Challenge
Your task is to repeat the entries word for word while leaving out the pictures.
— START OF Material for this task —
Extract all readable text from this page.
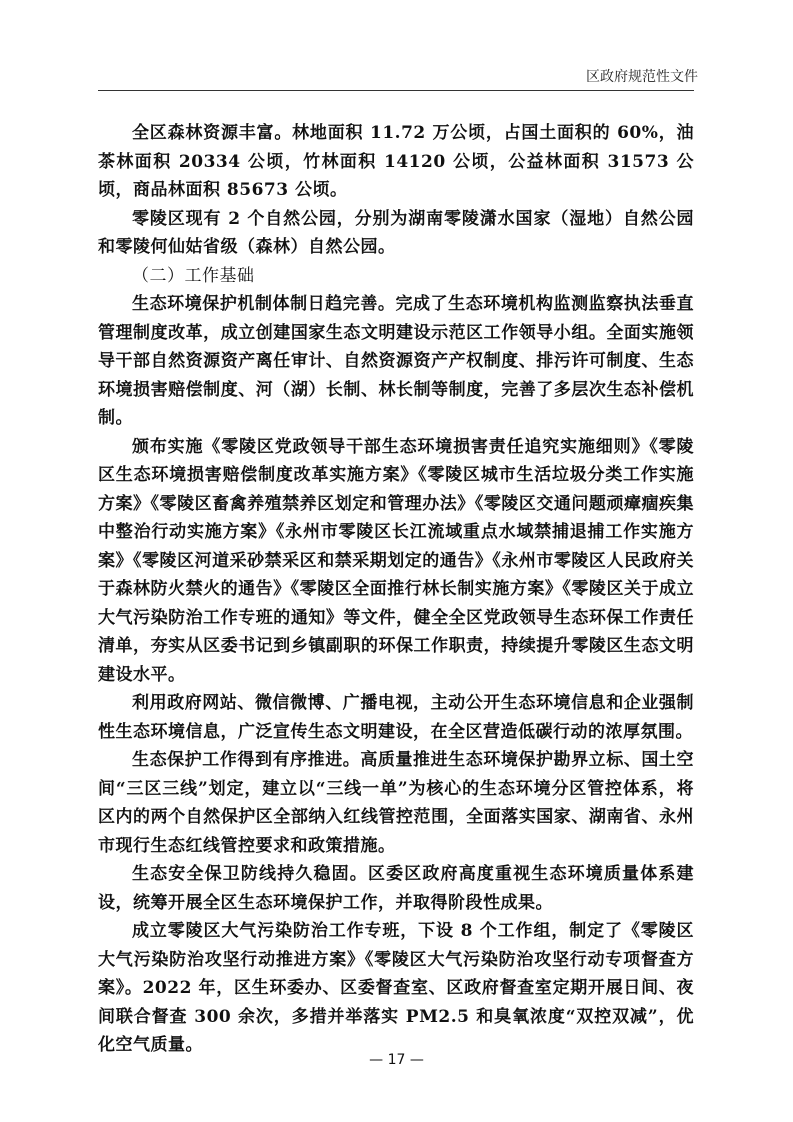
区政府规范性文件

全区森林资源丰富。林地面积 11.72 万公顷，占国土面积的 60%，油茶林面积 20334 公顷，竹林面积 14120 公顷，公益林面积 31573 公顷，商品林面积 85673 公顷。

零陵区现有 2 个自然公园，分别为湖南零陵潇水国家（湿地）自然公园和零陵何仙姑省级（森林）自然公园。

（二）工作基础

生态环境保护机制体制日趋完善。完成了生态环境机构监测监察执法垂直管理制度改革，成立创建国家生态文明建设示范区工作领导小组。全面实施领导干部自然资源资产离任审计、自然资源资产产权制度、排污许可制度、生态环境损害赔偿制度、河（湖）长制、林长制等制度，完善了多层次生态补偿机制。

颁布实施《零陵区党政领导干部生态环境损害责任追究实施细则》《零陵区生态环境损害赔偿制度改革实施方案》《零陵区城市生活垃圾分类工作实施方案》《零陵区畜禽养殖禁养区划定和管理办法》《零陵区交通问题顽瘴痼疾集中整治行动实施方案》《永州市零陵区长江流域重点水域禁捕退捕工作实施方案》《零陵区河道采砂禁采区和禁采期划定的通告》《永州市零陵区人民政府关于森林防火禁火的通告》《零陵区全面推行林长制实施方案》《零陵区关于成立大气污染防治工作专班的通知》等文件，健全全区党政领导生态环保工作责任清单，夯实从区委书记到乡镇副职的环保工作职责，持续提升零陵区生态文明建设水平。

利用政府网站、微信微博、广播电视，主动公开生态环境信息和企业强制性生态环境信息，广泛宣传生态文明建设，在全区营造低碳行动的浓厚氛围。

生态保护工作得到有序推进。高质量推进生态环境保护勘界立标、国土空间“三区三线”划定，建立以“三线一单”为核心的生态环境分区管控体系，将区内的两个自然保护区全部纳入红线管控范围，全面落实国家、湖南省、永州市现行生态红线管控要求和政策措施。

生态安全保卫防线持久稳固。区委区政府高度重视生态环境质量体系建设，统筹开展全区生态环境保护工作，并取得阶段性成果。

成立零陵区大气污染防治工作专班，下设 8 个工作组，制定了《零陵区大气污染防治攻坚行动推进方案》《零陵区大气污染防治攻坚行动专项督查方案》。2022 年，区生环委办、区委督查室、区政府督查室定期开展日间、夜间联合督查 300 余次，多措并举落实 PM2.5 和臭氧浓度“双控双减”，优化空气质量。

— 17 —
— END OF Material for this task —
Solved problem
Extract all readable text from this page.
区政府规范性文件

全区森林资源丰富。林地面积 11.72 万公顷，占国土面积的 60%，油茶林面积 20334 公顷，竹林面积 14120 公顷，公益林面积 31573 公顷，商品林面积 85673 公顷。

零陵区现有 2 个自然公园，分别为湖南零陵潇水国家（湿地）自然公园和零陵何仙姑省级（森林）自然公园。

（二）工作基础

生态环境保护机制体制日趋完善。完成了生态环境机构监测监察执法垂直管理制度改革，成立创建国家生态文明建设示范区工作领导小组。全面实施领导干部自然资源资产离任审计、自然资源资产产权制度、排污许可制度、生态环境损害赔偿制度、河（湖）长制、林长制等制度，完善了多层次生态补偿机制。

颁布实施《零陵区党政领导干部生态环境损害责任追究实施细则》《零陵区生态环境损害赔偿制度改革实施方案》《零陵区城市生活垃圾分类工作实施方案》《零陵区畜禽养殖禁养区划定和管理办法》《零陵区交通问题顽瘴痼疾集中整治行动实施方案》《永州市零陵区长江流域重点水域禁捕退捕工作实施方案》《零陵区河道采砂禁采区和禁采期划定的通告》《永州市零陵区人民政府关于森林防火禁火的通告》《零陵区全面推行林长制实施方案》《零陵区关于成立大气污染防治工作专班的通知》等文件，健全全区党政领导生态环保工作责任清单，夯实从区委书记到乡镇副职的环保工作职责，持续提升零陵区生态文明建设水平。

利用政府网站、微信微博、广播电视，主动公开生态环境信息和企业强制性生态环境信息，广泛宣传生态文明建设，在全区营造低碳行动的浓厚氛围。

生态保护工作得到有序推进。高质量推进生态环境保护勘界立标、国土空间“三区三线”划定，建立以“三线一单”为核心的生态环境分区管控体系，将区内的两个自然保护区全部纳入红线管控范围，全面落实国家、湖南省、永州市现行生态红线管控要求和政策措施。

生态安全保卫防线持久稳固。区委区政府高度重视生态环境质量体系建设，统筹开展全区生态环境保护工作，并取得阶段性成果。

成立零陵区大气污染防治工作专班，下设 8 个工作组，制定了《零陵区大气污染防治攻坚行动推进方案》《零陵区大气污染防治攻坚行动专项督查方案》。2022 年，区生环委办、区委督查室、区政府督查室定期开展日间、夜间联合督查 300 余次，多措并举落实 PM2.5 和臭氧浓度“双控双减”，优化空气质量。

— 17 —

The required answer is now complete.